Pull out every line with the word "colors".
* * * * * * * * *
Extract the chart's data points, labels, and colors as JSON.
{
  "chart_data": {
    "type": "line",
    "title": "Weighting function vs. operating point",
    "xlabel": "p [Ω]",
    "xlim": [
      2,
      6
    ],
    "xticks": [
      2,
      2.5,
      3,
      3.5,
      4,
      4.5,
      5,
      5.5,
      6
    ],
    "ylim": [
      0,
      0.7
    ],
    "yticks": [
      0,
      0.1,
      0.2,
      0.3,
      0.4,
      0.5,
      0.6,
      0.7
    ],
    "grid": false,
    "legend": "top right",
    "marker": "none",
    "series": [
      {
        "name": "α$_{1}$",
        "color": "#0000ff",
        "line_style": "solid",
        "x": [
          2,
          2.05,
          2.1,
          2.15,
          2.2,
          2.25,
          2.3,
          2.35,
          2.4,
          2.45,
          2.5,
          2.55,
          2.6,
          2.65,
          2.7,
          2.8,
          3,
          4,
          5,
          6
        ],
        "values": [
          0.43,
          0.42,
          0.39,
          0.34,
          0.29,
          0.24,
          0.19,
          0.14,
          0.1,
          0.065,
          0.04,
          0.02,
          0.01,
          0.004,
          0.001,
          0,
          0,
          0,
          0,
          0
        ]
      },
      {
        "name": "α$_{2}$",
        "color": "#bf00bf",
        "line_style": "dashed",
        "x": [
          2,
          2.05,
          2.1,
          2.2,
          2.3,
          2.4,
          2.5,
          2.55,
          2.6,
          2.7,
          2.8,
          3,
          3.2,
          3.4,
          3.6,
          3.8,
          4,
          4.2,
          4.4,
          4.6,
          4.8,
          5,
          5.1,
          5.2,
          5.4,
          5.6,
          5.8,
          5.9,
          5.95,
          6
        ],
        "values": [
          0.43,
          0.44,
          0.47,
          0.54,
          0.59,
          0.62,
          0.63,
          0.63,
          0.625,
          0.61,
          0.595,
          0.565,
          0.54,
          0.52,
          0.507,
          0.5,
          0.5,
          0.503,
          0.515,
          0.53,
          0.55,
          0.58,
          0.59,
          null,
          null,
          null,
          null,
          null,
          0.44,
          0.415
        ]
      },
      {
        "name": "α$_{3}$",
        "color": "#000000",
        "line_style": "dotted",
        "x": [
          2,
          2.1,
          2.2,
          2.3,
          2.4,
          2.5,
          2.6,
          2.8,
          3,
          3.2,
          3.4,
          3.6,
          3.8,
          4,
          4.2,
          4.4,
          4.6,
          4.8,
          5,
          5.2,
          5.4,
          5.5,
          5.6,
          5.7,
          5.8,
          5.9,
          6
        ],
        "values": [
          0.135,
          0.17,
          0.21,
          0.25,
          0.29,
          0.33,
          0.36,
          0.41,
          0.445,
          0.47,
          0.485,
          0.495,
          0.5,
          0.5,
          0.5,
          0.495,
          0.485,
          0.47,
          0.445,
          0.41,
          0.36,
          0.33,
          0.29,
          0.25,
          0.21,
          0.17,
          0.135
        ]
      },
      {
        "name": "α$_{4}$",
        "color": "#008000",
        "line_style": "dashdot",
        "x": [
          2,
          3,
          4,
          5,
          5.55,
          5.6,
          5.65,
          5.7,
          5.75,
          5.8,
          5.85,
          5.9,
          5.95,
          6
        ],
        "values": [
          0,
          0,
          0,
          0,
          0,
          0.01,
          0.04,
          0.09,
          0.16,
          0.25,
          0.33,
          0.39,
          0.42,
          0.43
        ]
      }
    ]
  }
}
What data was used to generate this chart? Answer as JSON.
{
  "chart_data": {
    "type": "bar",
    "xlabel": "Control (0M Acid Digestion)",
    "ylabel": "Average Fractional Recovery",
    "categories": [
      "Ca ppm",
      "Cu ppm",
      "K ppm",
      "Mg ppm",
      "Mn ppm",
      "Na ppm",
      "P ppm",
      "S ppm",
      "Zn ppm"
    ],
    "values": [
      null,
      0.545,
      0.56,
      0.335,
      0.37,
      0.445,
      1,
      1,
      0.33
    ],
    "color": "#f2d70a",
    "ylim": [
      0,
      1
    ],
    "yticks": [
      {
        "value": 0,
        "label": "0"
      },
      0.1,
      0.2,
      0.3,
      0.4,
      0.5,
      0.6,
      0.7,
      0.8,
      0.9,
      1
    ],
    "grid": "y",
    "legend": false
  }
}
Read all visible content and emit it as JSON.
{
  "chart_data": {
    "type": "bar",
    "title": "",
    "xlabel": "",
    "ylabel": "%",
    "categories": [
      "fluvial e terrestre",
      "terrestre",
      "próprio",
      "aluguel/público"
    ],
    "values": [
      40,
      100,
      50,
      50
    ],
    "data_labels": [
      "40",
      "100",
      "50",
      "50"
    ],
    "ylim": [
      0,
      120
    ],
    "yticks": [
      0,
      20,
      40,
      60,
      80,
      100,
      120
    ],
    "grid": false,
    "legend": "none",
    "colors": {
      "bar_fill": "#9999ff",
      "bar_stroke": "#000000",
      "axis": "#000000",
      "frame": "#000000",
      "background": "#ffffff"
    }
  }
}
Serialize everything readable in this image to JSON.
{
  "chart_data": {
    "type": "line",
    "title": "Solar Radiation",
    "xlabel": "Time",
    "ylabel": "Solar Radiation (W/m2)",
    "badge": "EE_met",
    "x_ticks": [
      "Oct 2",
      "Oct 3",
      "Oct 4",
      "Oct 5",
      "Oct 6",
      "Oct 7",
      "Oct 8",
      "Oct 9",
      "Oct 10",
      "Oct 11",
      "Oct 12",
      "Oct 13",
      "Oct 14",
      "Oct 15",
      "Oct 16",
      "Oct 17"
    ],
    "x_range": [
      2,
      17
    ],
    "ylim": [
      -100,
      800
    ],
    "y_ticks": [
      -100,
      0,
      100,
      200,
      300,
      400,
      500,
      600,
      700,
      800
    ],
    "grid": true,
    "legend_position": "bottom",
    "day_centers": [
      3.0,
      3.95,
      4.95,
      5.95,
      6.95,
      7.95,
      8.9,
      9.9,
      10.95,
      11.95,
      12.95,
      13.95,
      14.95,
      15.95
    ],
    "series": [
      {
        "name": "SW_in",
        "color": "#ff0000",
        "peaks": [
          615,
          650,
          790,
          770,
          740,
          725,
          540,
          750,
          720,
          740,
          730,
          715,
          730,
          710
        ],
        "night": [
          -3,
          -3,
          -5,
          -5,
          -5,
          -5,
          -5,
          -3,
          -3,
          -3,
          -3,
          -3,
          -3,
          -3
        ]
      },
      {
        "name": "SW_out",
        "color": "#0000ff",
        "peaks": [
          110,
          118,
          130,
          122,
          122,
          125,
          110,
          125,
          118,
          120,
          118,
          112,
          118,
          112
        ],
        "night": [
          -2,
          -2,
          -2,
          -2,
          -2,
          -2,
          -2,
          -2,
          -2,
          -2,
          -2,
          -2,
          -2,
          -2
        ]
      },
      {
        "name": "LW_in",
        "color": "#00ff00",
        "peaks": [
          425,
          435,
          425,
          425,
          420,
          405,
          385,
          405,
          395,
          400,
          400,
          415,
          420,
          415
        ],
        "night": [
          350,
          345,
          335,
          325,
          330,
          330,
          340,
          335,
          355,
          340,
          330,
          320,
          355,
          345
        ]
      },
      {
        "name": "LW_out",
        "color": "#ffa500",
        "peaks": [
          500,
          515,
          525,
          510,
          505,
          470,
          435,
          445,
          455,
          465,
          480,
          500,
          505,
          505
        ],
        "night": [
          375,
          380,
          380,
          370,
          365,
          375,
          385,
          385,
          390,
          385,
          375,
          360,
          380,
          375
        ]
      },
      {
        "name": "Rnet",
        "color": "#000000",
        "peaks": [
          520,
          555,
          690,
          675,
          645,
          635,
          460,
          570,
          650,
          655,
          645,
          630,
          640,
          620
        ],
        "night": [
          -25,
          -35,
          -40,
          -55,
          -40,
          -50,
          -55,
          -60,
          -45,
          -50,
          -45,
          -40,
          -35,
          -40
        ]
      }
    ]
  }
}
* * * * * * * * *
*Finished exercise*:
Extract the chart's data points, labels, and colors as JSON.
    "colors": {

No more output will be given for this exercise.